**Requirements**
1. Put this sentence from the review of The Midnight Rose into Spanish: "The characters in the present era are sent on an emotional rollercoaster to discover the truth about Anni and Donald’s son."
2. Write out everything from "I think Lucinda" down to "of her stories." in the review of The Midnight Rose below, using "novels" in place of "stories" each time it occurs.
┌─ Text to read
The Midnight Rose

I’m about to say something tremendous.

I think Lucinda Riley is joint with Grisham for my favourite author of all time. 

Wow.

I love how her stories make me feel, they’re powerful and memorable. I really feel like I’m in my own little bubble when I read them.

Riley’s greatest strengthen is her ability to entwine factual history into a fictional story, it’s her unique style which she utilises in all of her stories.

This particular story blended a love story which spread across from England to India and was set in the 1910/20s era. The characters in the present era are sent on an emotional rollercoaster to discover the truth about Anni and Donald’s son. A son that although there is a death certificate, his mother refuses to believe is dead.

Ari is led by his great grandmother’s final wishes to Devon to Astbury Hall, where Anni had spent some of her most happiest and also saddest memories. The hall is currently being used as a set for a film based in the 1920s… nicely timed for the plot flashbacks to Anni’s past. The main film character; Rebecca, becomes intrigued by Anni’s past and pushes the current lord of the hall; Anthony, to meet with Ari and delve down memory lane to discover some sordid truths about the family tree.
└─
┌─ Data
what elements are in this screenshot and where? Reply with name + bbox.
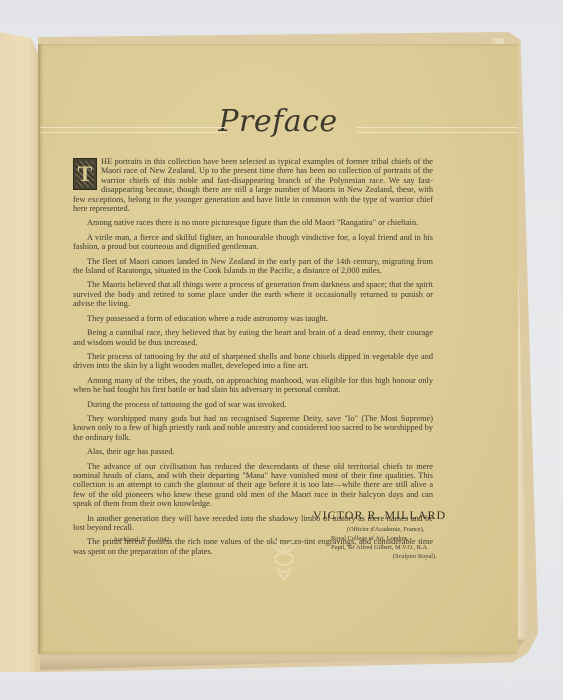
└─
**Answer list**
1. Los personajes de la época actual se ven lanzados a una montaña rusa emocional para descubrir la verdad sobre el hijo de Anni y Donald.

2.
I think Lucinda Riley is joint with Grisham for my favourite author of all time. 

Wow.

I love how her novels make me feel, they’re powerful and memorable. I really feel like I’m in my own little bubble when I read them.

Riley’s greatest strengthen is her ability to entwine factual history into a fictional story, it’s her unique style which she utilises in all of her novels.